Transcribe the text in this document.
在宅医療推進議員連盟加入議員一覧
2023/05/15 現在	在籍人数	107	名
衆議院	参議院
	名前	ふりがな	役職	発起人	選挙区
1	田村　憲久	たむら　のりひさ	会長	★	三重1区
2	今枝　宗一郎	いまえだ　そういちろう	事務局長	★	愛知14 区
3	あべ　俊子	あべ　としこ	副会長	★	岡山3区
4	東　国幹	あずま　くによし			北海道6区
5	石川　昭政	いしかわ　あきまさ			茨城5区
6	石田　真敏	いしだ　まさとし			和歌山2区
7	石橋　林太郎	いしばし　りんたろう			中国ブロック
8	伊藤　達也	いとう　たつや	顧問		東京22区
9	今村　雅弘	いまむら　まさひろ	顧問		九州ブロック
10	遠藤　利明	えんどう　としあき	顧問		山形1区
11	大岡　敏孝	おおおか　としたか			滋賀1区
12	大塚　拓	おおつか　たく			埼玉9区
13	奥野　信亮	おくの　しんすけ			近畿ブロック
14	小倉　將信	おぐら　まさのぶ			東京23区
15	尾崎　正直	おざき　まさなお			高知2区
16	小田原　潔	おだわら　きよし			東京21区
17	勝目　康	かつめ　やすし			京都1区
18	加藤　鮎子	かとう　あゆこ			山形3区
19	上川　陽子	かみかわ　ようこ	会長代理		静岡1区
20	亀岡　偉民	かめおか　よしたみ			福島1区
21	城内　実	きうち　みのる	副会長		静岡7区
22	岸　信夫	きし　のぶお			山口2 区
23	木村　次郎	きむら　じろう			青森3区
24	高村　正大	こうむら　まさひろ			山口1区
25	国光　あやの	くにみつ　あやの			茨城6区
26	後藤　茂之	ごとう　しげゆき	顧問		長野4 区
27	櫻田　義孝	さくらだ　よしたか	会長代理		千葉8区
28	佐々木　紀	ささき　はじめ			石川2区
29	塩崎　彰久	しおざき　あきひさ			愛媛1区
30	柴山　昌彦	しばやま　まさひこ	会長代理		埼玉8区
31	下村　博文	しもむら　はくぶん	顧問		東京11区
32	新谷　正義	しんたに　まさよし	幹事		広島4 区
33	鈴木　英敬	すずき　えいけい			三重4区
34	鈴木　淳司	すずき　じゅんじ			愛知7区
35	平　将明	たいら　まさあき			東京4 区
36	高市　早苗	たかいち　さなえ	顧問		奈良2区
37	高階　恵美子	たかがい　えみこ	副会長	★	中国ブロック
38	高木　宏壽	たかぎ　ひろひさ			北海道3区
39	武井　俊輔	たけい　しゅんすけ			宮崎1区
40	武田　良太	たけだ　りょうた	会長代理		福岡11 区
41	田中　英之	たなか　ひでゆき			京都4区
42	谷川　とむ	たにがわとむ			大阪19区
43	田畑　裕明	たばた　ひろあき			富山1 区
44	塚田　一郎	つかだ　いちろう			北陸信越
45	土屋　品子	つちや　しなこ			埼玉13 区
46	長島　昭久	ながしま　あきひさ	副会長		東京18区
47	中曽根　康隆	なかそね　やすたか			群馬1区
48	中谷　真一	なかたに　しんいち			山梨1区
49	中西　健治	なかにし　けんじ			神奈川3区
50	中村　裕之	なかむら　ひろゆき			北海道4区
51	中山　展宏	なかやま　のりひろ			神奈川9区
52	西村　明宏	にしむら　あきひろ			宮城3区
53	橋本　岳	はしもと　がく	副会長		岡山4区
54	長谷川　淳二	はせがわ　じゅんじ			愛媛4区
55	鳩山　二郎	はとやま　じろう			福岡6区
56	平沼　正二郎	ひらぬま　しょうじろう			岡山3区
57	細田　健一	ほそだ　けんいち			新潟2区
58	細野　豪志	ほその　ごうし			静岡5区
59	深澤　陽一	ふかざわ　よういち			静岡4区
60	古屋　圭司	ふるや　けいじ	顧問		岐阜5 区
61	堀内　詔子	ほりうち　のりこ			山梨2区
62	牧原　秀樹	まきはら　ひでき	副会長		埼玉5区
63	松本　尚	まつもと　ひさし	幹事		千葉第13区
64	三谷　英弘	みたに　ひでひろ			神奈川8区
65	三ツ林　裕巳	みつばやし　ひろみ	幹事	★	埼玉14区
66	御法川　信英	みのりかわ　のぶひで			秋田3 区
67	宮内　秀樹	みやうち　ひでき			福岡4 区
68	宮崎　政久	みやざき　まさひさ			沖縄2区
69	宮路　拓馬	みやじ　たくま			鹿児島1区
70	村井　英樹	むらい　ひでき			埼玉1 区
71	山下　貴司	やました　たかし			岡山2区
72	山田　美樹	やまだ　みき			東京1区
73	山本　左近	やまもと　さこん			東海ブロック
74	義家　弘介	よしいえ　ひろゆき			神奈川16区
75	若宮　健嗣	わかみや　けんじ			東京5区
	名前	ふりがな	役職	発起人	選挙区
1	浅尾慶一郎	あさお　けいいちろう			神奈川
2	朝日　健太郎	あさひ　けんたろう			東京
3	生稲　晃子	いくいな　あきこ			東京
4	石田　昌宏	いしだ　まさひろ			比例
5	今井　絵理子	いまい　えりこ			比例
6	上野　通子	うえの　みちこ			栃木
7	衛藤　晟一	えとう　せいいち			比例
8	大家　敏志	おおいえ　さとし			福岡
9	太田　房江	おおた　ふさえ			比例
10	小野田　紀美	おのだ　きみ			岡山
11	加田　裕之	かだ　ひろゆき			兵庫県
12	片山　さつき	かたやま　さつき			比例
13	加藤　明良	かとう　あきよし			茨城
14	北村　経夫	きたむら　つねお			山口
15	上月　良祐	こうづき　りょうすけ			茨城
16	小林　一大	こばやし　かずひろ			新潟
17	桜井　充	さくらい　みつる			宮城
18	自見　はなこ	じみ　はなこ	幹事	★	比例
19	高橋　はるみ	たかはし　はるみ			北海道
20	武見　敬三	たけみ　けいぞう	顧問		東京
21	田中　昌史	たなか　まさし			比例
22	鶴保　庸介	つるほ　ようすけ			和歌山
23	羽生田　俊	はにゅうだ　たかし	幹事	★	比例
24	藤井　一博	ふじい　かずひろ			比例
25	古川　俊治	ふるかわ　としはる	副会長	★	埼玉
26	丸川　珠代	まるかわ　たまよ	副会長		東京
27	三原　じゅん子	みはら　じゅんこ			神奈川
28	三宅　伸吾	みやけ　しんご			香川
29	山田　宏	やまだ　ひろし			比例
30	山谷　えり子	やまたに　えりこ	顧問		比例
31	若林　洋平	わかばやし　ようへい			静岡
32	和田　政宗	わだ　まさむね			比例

+-------+

Task to complete :: Pick each line holding the word "中国ブロック" out of the data and copy it.

Reply to the task ::
7	石橋　林太郎	いしばし　りんたろう			中国ブロック
37	高階　恵美子	たかがい　えみこ	副会長	★	中国ブロック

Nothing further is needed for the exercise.